--- Start of GIVEN DATA ---
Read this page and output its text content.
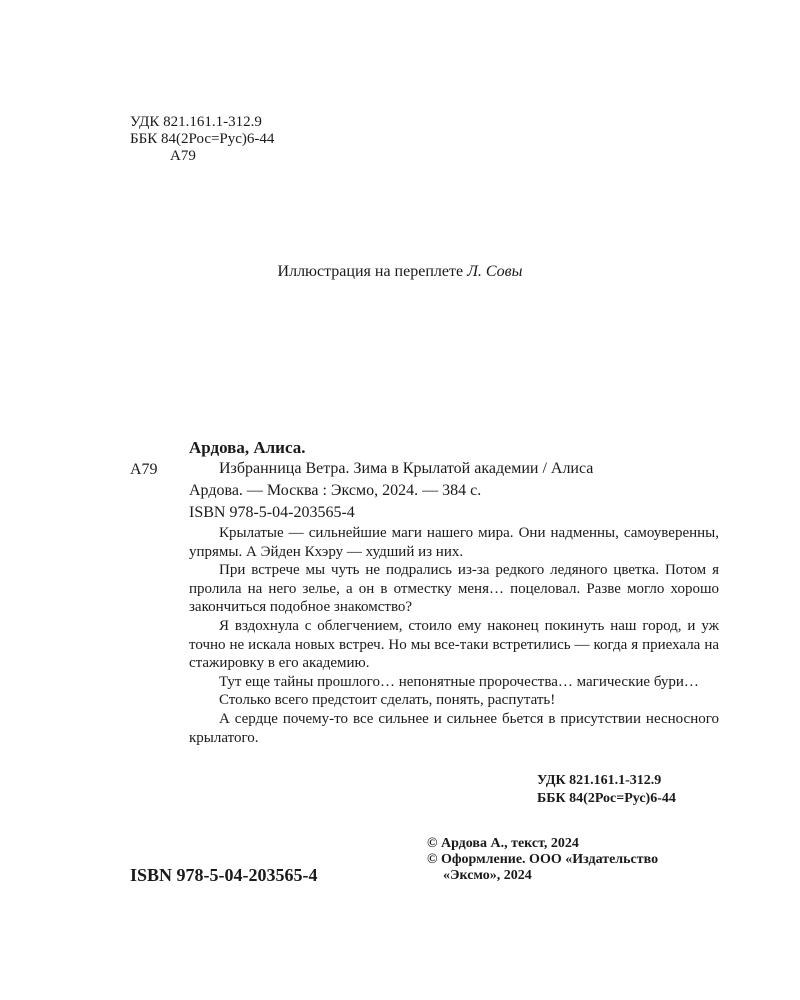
УДК 821.161.1-312.9
ББК 84(2Рос=Рус)6-44
А79
Иллюстрация на переплете Л. Совы
Ардова, Алиса.
А79	Избранница Ветра. Зима в Крылатой академии / Алиса
Ардова. — Москва : Эксмо, 2024. — 384 с.
ISBN 978-5-04-203565-4

Крылатые — сильнейшие маги нашего мира. Они надменны, самоуверенны, упрямы. А Эйден Кхэру — худший из них.

При встрече мы чуть не подрались из-за редкого ледяного цветка. Потом я пролила на него зелье, а он в отместку меня… поцеловал. Разве могло хорошо закончиться подобное знакомство?

Я вздохнула с облегчением, стоило ему наконец покинуть наш город, и уж точно не искала новых встреч. Но мы все-таки встретились — когда я приехала на стажировку в его академию.

Тут еще тайны прошлого… непонятные пророчества… магические бури…

Столько всего предстоит сделать, понять, распутать!

А сердце почему-то все сильнее и сильнее бьется в присутствии несносного крылатого.

УДК 821.161.1-312.9
ББК 84(2Рос=Рус)6-44
© Ардова А., текст, 2024
© Оформление. ООО «Издательство
«Эксмо», 2024
ISBN 978-5-04-203565-4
--- End of GIVEN DATA ---
• _WHAT THE TASK ASKS_:
Reproduce each line of the entries in which the word "Ардова" is found.

• _FULL OUTPUT_:
Ардова, Алиса.
Ардова. — Москва : Эксмо, 2024. — 384 с.
© Ардова А., текст, 2024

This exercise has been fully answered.